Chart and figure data
[START]

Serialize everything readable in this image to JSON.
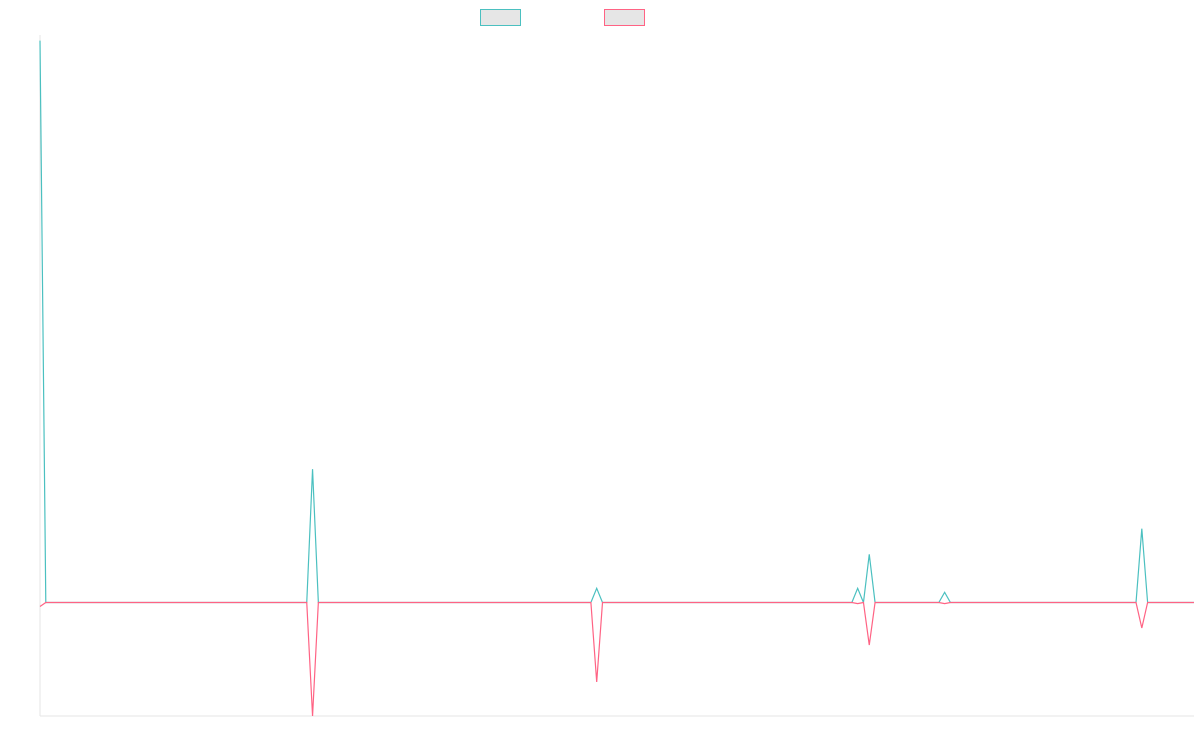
{
  "chart_data": {
    "type": "line",
    "title": "",
    "xlabel": "",
    "ylabel": "",
    "x_count": 200,
    "ylim": [
      -20,
      100
    ],
    "grid": false,
    "legend": "top-center",
    "colors": {
      "series_a": "#4bc0c0",
      "series_b": "#ff6384",
      "swatch_fill": "#e6e6e6",
      "axis": "#e5e5e5"
    },
    "series": [
      {
        "color": "#4bc0c0",
        "points": [
          [
            0,
            99
          ],
          [
            1,
            0
          ],
          [
            46,
            0
          ],
          [
            47,
            23.5
          ],
          [
            48,
            0
          ],
          [
            95,
            0
          ],
          [
            96,
            2.5
          ],
          [
            97,
            0
          ],
          [
            140,
            0
          ],
          [
            141,
            2.5
          ],
          [
            142,
            0
          ],
          [
            143,
            8.5
          ],
          [
            144,
            0
          ],
          [
            155,
            0
          ],
          [
            156,
            1.8
          ],
          [
            157,
            0
          ],
          [
            189,
            0
          ],
          [
            190,
            13
          ],
          [
            191,
            0
          ],
          [
            199,
            0
          ]
        ]
      },
      {
        "color": "#ff6384",
        "points": [
          [
            0,
            -0.7
          ],
          [
            1,
            0
          ],
          [
            46,
            0
          ],
          [
            47,
            -20
          ],
          [
            48,
            0
          ],
          [
            95,
            0
          ],
          [
            96,
            -14
          ],
          [
            97,
            0
          ],
          [
            140,
            0
          ],
          [
            141,
            -0.2
          ],
          [
            142,
            0
          ],
          [
            143,
            -7.5
          ],
          [
            144,
            0
          ],
          [
            155,
            0
          ],
          [
            156,
            -0.2
          ],
          [
            157,
            0
          ],
          [
            189,
            0
          ],
          [
            190,
            -4.5
          ],
          [
            191,
            0
          ],
          [
            199,
            0
          ]
        ]
      }
    ]
  }
}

[END]

◆ **Exercise instructions**
All entries are to be retyped exactly. Omit any embedded images.

◆ **Solution to the exercise**
Serialize everything readable in this image to JSON.
{
  "chart_data": {
    "type": "line",
    "title": "",
    "xlabel": "",
    "ylabel": "",
    "x_count": 200,
    "ylim": [
      -20,
      100
    ],
    "grid": false,
    "legend": "top-center",
    "colors": {
      "series_a": "#4bc0c0",
      "series_b": "#ff6384",
      "swatch_fill": "#e6e6e6",
      "axis": "#e5e5e5"
    },
    "series": [
      {
        "color": "#4bc0c0",
        "points": [
          [
            0,
            99
          ],
          [
            1,
            0
          ],
          [
            46,
            0
          ],
          [
            47,
            23.5
          ],
          [
            48,
            0
          ],
          [
            95,
            0
          ],
          [
            96,
            2.5
          ],
          [
            97,
            0
          ],
          [
            140,
            0
          ],
          [
            141,
            2.5
          ],
          [
            142,
            0
          ],
          [
            143,
            8.5
          ],
          [
            144,
            0
          ],
          [
            155,
            0
          ],
          [
            156,
            1.8
          ],
          [
            157,
            0
          ],
          [
            189,
            0
          ],
          [
            190,
            13
          ],
          [
            191,
            0
          ],
          [
            199,
            0
          ]
        ]
      },
      {
        "color": "#ff6384",
        "points": [
          [
            0,
            -0.7
          ],
          [
            1,
            0
          ],
          [
            46,
            0
          ],
          [
            47,
            -20
          ],
          [
            48,
            0
          ],
          [
            95,
            0
          ],
          [
            96,
            -14
          ],
          [
            97,
            0
          ],
          [
            140,
            0
          ],
          [
            141,
            -0.2
          ],
          [
            142,
            0
          ],
          [
            143,
            -7.5
          ],
          [
            144,
            0
          ],
          [
            155,
            0
          ],
          [
            156,
            -0.2
          ],
          [
            157,
            0
          ],
          [
            189,
            0
          ],
          [
            190,
            -4.5
          ],
          [
            191,
            0
          ],
          [
            199,
            0
          ]
        ]
      }
    ]
  }
}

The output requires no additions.